* Start Data records *

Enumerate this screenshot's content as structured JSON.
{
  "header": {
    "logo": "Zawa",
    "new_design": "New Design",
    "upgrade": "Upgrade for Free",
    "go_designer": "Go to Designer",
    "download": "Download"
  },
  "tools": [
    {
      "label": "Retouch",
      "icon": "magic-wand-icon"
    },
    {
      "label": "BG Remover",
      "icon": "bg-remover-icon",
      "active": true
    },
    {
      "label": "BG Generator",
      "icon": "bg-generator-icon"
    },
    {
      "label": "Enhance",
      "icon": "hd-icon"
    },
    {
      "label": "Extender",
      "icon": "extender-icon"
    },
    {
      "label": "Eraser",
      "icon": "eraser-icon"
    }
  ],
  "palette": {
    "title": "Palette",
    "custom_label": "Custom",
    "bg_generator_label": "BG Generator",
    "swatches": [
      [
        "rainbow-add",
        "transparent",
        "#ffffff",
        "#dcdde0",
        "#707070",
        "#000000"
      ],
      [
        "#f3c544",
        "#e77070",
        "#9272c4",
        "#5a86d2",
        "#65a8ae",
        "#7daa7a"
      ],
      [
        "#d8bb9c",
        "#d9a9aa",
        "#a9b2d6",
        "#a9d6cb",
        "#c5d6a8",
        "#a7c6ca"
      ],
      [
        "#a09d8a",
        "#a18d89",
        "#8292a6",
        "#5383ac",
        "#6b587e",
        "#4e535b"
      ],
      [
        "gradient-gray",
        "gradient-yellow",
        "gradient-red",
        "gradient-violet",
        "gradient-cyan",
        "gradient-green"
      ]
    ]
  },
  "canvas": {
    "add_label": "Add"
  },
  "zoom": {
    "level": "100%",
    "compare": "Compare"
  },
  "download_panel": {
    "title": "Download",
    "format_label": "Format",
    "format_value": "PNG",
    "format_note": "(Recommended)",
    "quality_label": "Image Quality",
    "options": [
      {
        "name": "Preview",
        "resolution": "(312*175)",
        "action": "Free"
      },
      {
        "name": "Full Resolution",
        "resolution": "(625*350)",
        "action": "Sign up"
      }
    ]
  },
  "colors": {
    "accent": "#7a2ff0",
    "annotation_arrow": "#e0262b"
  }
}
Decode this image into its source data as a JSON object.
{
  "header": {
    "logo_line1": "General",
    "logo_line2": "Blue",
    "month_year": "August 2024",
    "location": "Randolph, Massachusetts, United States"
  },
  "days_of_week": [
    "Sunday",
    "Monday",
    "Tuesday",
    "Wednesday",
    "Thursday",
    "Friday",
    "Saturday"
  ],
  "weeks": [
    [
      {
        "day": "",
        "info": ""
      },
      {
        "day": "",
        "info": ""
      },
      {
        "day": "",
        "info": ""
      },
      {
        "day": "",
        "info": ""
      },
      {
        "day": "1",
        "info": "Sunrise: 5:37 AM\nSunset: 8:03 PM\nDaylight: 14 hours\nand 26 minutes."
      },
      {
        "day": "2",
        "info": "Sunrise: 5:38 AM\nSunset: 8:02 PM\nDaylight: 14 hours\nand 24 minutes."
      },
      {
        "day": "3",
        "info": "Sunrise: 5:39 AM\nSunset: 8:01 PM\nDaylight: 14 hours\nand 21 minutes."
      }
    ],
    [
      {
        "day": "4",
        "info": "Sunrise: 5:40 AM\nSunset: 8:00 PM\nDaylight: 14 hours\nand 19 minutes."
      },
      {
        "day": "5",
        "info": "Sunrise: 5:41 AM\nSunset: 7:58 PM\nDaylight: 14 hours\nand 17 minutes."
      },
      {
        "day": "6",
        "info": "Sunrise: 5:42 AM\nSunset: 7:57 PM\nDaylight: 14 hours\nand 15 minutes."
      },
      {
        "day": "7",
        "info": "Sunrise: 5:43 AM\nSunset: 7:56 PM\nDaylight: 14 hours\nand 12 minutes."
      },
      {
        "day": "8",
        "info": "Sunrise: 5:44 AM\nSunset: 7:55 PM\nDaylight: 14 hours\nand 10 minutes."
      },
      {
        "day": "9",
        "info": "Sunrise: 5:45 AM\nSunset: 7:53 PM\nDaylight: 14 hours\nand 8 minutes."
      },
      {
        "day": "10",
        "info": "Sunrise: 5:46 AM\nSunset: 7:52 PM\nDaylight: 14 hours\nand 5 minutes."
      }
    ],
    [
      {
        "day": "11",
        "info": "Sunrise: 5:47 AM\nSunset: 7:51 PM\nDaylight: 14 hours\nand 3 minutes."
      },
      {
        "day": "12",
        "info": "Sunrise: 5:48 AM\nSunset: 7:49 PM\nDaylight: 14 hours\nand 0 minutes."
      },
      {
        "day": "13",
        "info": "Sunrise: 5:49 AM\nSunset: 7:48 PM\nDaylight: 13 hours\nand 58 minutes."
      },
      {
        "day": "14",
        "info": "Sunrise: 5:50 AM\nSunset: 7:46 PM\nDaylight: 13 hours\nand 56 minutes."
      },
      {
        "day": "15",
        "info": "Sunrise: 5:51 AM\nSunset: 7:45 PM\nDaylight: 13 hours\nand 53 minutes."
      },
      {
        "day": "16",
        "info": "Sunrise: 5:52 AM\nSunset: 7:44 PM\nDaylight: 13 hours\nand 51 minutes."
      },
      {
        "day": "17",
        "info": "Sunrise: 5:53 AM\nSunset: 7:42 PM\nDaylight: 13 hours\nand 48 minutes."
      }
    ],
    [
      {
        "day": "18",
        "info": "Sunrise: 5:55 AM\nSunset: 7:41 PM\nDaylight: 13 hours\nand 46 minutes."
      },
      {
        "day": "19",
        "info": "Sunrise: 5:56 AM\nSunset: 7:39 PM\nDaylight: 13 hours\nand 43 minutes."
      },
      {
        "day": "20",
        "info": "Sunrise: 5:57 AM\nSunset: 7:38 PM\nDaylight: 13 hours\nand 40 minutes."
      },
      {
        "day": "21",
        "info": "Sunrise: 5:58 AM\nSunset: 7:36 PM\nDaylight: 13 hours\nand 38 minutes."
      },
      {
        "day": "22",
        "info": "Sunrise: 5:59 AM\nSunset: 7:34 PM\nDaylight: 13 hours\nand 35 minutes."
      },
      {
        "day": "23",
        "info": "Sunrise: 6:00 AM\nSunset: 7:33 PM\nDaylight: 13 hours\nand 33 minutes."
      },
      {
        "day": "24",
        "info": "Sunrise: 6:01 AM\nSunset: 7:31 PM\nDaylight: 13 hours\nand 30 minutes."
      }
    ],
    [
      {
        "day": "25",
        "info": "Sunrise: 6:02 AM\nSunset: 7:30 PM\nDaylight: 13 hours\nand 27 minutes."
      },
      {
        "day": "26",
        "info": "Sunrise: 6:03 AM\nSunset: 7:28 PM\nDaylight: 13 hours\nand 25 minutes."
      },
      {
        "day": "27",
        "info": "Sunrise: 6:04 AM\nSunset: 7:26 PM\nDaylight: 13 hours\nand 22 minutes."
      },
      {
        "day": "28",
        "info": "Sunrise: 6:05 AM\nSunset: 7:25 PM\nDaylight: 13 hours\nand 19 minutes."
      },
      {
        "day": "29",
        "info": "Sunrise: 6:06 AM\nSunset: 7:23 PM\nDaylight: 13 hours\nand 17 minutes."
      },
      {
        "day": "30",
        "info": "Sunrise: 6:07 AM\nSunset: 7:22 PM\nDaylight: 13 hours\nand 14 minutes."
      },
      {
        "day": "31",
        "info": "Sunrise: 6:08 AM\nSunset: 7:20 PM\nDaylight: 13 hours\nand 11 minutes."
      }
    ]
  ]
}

* End Data records *

▶ _Short problem_
Copy the entries above exactly, leaving none out.

▶ _Completed task_
Enumerate this screenshot's content as structured JSON.
{
  "header": {
    "logo": "Zawa",
    "new_design": "New Design",
    "upgrade": "Upgrade for Free",
    "go_designer": "Go to Designer",
    "download": "Download"
  },
  "tools": [
    {
      "label": "Retouch",
      "icon": "magic-wand-icon"
    },
    {
      "label": "BG Remover",
      "icon": "bg-remover-icon",
      "active": true
    },
    {
      "label": "BG Generator",
      "icon": "bg-generator-icon"
    },
    {
      "label": "Enhance",
      "icon": "hd-icon"
    },
    {
      "label": "Extender",
      "icon": "extender-icon"
    },
    {
      "label": "Eraser",
      "icon": "eraser-icon"
    }
  ],
  "palette": {
    "title": "Palette",
    "custom_label": "Custom",
    "bg_generator_label": "BG Generator",
    "swatches": [
      [
        "rainbow-add",
        "transparent",
        "#ffffff",
        "#dcdde0",
        "#707070",
        "#000000"
      ],
      [
        "#f3c544",
        "#e77070",
        "#9272c4",
        "#5a86d2",
        "#65a8ae",
        "#7daa7a"
      ],
      [
        "#d8bb9c",
        "#d9a9aa",
        "#a9b2d6",
        "#a9d6cb",
        "#c5d6a8",
        "#a7c6ca"
      ],
      [
        "#a09d8a",
        "#a18d89",
        "#8292a6",
        "#5383ac",
        "#6b587e",
        "#4e535b"
      ],
      [
        "gradient-gray",
        "gradient-yellow",
        "gradient-red",
        "gradient-violet",
        "gradient-cyan",
        "gradient-green"
      ]
    ]
  },
  "canvas": {
    "add_label": "Add"
  },
  "zoom": {
    "level": "100%",
    "compare": "Compare"
  },
  "download_panel": {
    "title": "Download",
    "format_label": "Format",
    "format_value": "PNG",
    "format_note": "(Recommended)",
    "quality_label": "Image Quality",
    "options": [
      {
        "name": "Preview",
        "resolution": "(312*175)",
        "action": "Free"
      },
      {
        "name": "Full Resolution",
        "resolution": "(625*350)",
        "action": "Sign up"
      }
    ]
  },
  "colors": {
    "accent": "#7a2ff0",
    "annotation_arrow": "#e0262b"
  }
}
Decode this image into its source data as a JSON object.
{
  "header": {
    "logo_line1": "General",
    "logo_line2": "Blue",
    "month_year": "August 2024",
    "location": "Randolph, Massachusetts, United States"
  },
  "days_of_week": [
    "Sunday",
    "Monday",
    "Tuesday",
    "Wednesday",
    "Thursday",
    "Friday",
    "Saturday"
  ],
  "weeks": [
    [
      {
        "day": "",
        "info": ""
      },
      {
        "day": "",
        "info": ""
      },
      {
        "day": "",
        "info": ""
      },
      {
        "day": "",
        "info": ""
      },
      {
        "day": "1",
        "info": "Sunrise: 5:37 AM\nSunset: 8:03 PM\nDaylight: 14 hours\nand 26 minutes."
      },
      {
        "day": "2",
        "info": "Sunrise: 5:38 AM\nSunset: 8:02 PM\nDaylight: 14 hours\nand 24 minutes."
      },
      {
        "day": "3",
        "info": "Sunrise: 5:39 AM\nSunset: 8:01 PM\nDaylight: 14 hours\nand 21 minutes."
      }
    ],
    [
      {
        "day": "4",
        "info": "Sunrise: 5:40 AM\nSunset: 8:00 PM\nDaylight: 14 hours\nand 19 minutes."
      },
      {
        "day": "5",
        "info": "Sunrise: 5:41 AM\nSunset: 7:58 PM\nDaylight: 14 hours\nand 17 minutes."
      },
      {
        "day": "6",
        "info": "Sunrise: 5:42 AM\nSunset: 7:57 PM\nDaylight: 14 hours\nand 15 minutes."
      },
      {
        "day": "7",
        "info": "Sunrise: 5:43 AM\nSunset: 7:56 PM\nDaylight: 14 hours\nand 12 minutes."
      },
      {
        "day": "8",
        "info": "Sunrise: 5:44 AM\nSunset: 7:55 PM\nDaylight: 14 hours\nand 10 minutes."
      },
      {
        "day": "9",
        "info": "Sunrise: 5:45 AM\nSunset: 7:53 PM\nDaylight: 14 hours\nand 8 minutes."
      },
      {
        "day": "10",
        "info": "Sunrise: 5:46 AM\nSunset: 7:52 PM\nDaylight: 14 hours\nand 5 minutes."
      }
    ],
    [
      {
        "day": "11",
        "info": "Sunrise: 5:47 AM\nSunset: 7:51 PM\nDaylight: 14 hours\nand 3 minutes."
      },
      {
        "day": "12",
        "info": "Sunrise: 5:48 AM\nSunset: 7:49 PM\nDaylight: 14 hours\nand 0 minutes."
      },
      {
        "day": "13",
        "info": "Sunrise: 5:49 AM\nSunset: 7:48 PM\nDaylight: 13 hours\nand 58 minutes."
      },
      {
        "day": "14",
        "info": "Sunrise: 5:50 AM\nSunset: 7:46 PM\nDaylight: 13 hours\nand 56 minutes."
      },
      {
        "day": "15",
        "info": "Sunrise: 5:51 AM\nSunset: 7:45 PM\nDaylight: 13 hours\nand 53 minutes."
      },
      {
        "day": "16",
        "info": "Sunrise: 5:52 AM\nSunset: 7:44 PM\nDaylight: 13 hours\nand 51 minutes."
      },
      {
        "day": "17",
        "info": "Sunrise: 5:53 AM\nSunset: 7:42 PM\nDaylight: 13 hours\nand 48 minutes."
      }
    ],
    [
      {
        "day": "18",
        "info": "Sunrise: 5:55 AM\nSunset: 7:41 PM\nDaylight: 13 hours\nand 46 minutes."
      },
      {
        "day": "19",
        "info": "Sunrise: 5:56 AM\nSunset: 7:39 PM\nDaylight: 13 hours\nand 43 minutes."
      },
      {
        "day": "20",
        "info": "Sunrise: 5:57 AM\nSunset: 7:38 PM\nDaylight: 13 hours\nand 40 minutes."
      },
      {
        "day": "21",
        "info": "Sunrise: 5:58 AM\nSunset: 7:36 PM\nDaylight: 13 hours\nand 38 minutes."
      },
      {
        "day": "22",
        "info": "Sunrise: 5:59 AM\nSunset: 7:34 PM\nDaylight: 13 hours\nand 35 minutes."
      },
      {
        "day": "23",
        "info": "Sunrise: 6:00 AM\nSunset: 7:33 PM\nDaylight: 13 hours\nand 33 minutes."
      },
      {
        "day": "24",
        "info": "Sunrise: 6:01 AM\nSunset: 7:31 PM\nDaylight: 13 hours\nand 30 minutes."
      }
    ],
    [
      {
        "day": "25",
        "info": "Sunrise: 6:02 AM\nSunset: 7:30 PM\nDaylight: 13 hours\nand 27 minutes."
      },
      {
        "day": "26",
        "info": "Sunrise: 6:03 AM\nSunset: 7:28 PM\nDaylight: 13 hours\nand 25 minutes."
      },
      {
        "day": "27",
        "info": "Sunrise: 6:04 AM\nSunset: 7:26 PM\nDaylight: 13 hours\nand 22 minutes."
      },
      {
        "day": "28",
        "info": "Sunrise: 6:05 AM\nSunset: 7:25 PM\nDaylight: 13 hours\nand 19 minutes."
      },
      {
        "day": "29",
        "info": "Sunrise: 6:06 AM\nSunset: 7:23 PM\nDaylight: 13 hours\nand 17 minutes."
      },
      {
        "day": "30",
        "info": "Sunrise: 6:07 AM\nSunset: 7:22 PM\nDaylight: 13 hours\nand 14 minutes."
      },
      {
        "day": "31",
        "info": "Sunrise: 6:08 AM\nSunset: 7:20 PM\nDaylight: 13 hours\nand 11 minutes."
      }
    ]
  ]
}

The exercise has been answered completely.